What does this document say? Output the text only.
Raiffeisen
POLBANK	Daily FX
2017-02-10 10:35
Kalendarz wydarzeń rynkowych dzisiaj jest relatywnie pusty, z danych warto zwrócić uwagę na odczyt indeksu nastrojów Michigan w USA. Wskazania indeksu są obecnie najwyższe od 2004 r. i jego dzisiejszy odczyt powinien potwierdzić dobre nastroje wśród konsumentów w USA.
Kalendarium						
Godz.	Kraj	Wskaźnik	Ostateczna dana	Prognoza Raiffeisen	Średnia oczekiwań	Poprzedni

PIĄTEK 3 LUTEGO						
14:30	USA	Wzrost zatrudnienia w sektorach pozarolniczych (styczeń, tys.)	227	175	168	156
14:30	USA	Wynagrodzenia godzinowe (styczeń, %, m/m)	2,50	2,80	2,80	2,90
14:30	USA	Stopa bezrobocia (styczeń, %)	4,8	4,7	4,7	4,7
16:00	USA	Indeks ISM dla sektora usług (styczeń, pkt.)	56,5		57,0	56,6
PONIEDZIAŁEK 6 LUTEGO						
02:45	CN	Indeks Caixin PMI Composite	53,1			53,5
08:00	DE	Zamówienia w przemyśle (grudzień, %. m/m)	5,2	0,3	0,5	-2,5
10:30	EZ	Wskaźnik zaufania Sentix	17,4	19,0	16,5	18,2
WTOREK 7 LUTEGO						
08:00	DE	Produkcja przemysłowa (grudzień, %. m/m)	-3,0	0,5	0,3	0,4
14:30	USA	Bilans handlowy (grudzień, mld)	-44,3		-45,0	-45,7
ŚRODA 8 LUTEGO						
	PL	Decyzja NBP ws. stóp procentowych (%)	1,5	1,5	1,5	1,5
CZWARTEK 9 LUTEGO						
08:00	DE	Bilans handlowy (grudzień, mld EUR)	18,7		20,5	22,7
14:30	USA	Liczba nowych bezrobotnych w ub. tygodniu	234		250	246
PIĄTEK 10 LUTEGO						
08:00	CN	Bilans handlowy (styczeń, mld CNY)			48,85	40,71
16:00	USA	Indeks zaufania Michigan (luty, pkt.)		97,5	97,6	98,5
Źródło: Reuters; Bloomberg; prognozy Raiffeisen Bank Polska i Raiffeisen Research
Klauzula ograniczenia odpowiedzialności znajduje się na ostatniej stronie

□ □ □

Direction ::
Gather up every line from the listing above in which the word "Raiffeisen" occurs.

Finished task ::
Raiffeisen
Godz.	Kraj	Wskaźnik	Ostateczna dana	Prognoza Raiffeisen	Średnia oczekiwań	Poprzedni
Źródło: Reuters; Bloomberg; prognozy Raiffeisen Bank Polska i Raiffeisen Research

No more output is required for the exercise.